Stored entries
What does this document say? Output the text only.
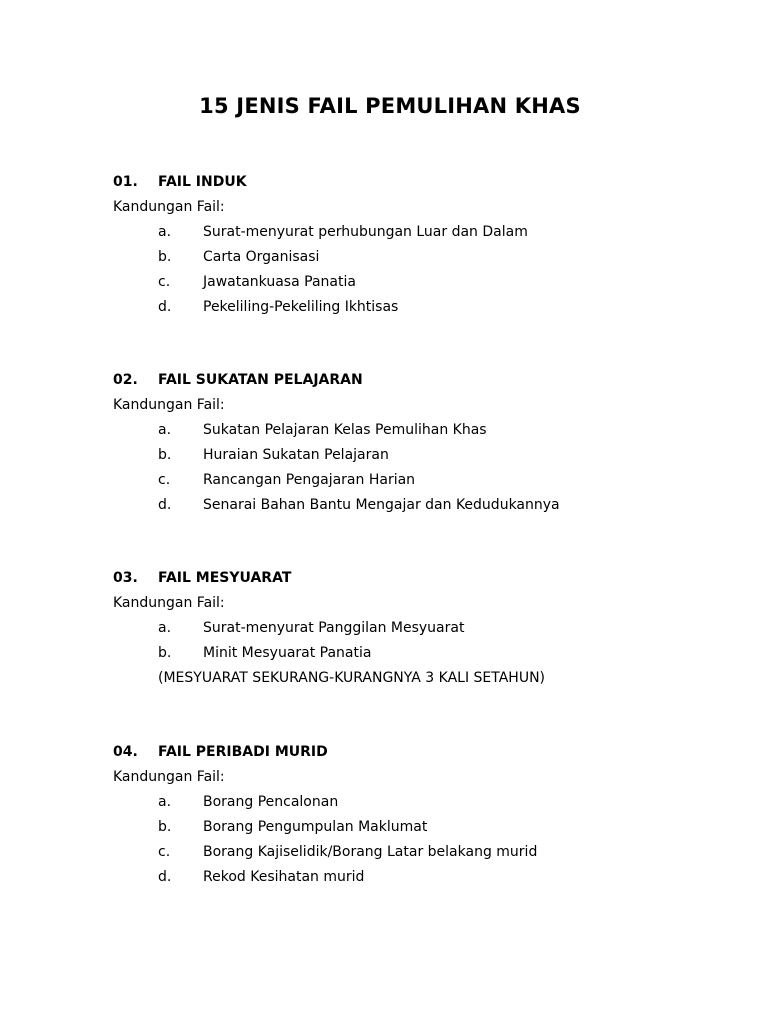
15 JENIS FAIL PEMULIHAN KHAS
01. FAIL INDUK
Kandungan Fail:
a. Surat-menyurat perhubungan Luar dan Dalam
b. Carta Organisasi
c. Jawatankuasa Panatia
d. Pekeliling-Pekeliling Ikhtisas
02. FAIL SUKATAN PELAJARAN
Kandungan Fail:
a. Sukatan Pelajaran Kelas Pemulihan Khas
b. Huraian Sukatan Pelajaran
c. Rancangan Pengajaran Harian
d. Senarai Bahan Bantu Mengajar dan Kedudukannya
03. FAIL MESYUARAT
Kandungan Fail:
a. Surat-menyurat Panggilan Mesyuarat
b. Minit Mesyuarat Panatia
(MESYUARAT SEKURANG-KURANGNYA 3 KALI SETAHUN)
04. FAIL PERIBADI MURID
Kandungan Fail:
a. Borang Pencalonan
b. Borang Pengumpulan Maklumat
c. Borang Kajiselidik/Borang Latar belakang murid
d. Rekod Kesihatan murid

= WHAT NEEDS TO BE DONE =
Write every entry out again exactly, dropping the pictures.

= THE COMPLETED TASK =
What does this document say? Output the text only.
15 JENIS FAIL PEMULIHAN KHAS
01. FAIL INDUK
Kandungan Fail:
a. Surat-menyurat perhubungan Luar dan Dalam
b. Carta Organisasi
c. Jawatankuasa Panatia
d. Pekeliling-Pekeliling Ikhtisas
02. FAIL SUKATAN PELAJARAN
Kandungan Fail:
a. Sukatan Pelajaran Kelas Pemulihan Khas
b. Huraian Sukatan Pelajaran
c. Rancangan Pengajaran Harian
d. Senarai Bahan Bantu Mengajar dan Kedudukannya
03. FAIL MESYUARAT
Kandungan Fail:
a. Surat-menyurat Panggilan Mesyuarat
b. Minit Mesyuarat Panatia
(MESYUARAT SEKURANG-KURANGNYA 3 KALI SETAHUN)
04. FAIL PERIBADI MURID
Kandungan Fail:
a. Borang Pencalonan
b. Borang Pengumpulan Maklumat
c. Borang Kajiselidik/Borang Latar belakang murid
d. Rekod Kesihatan murid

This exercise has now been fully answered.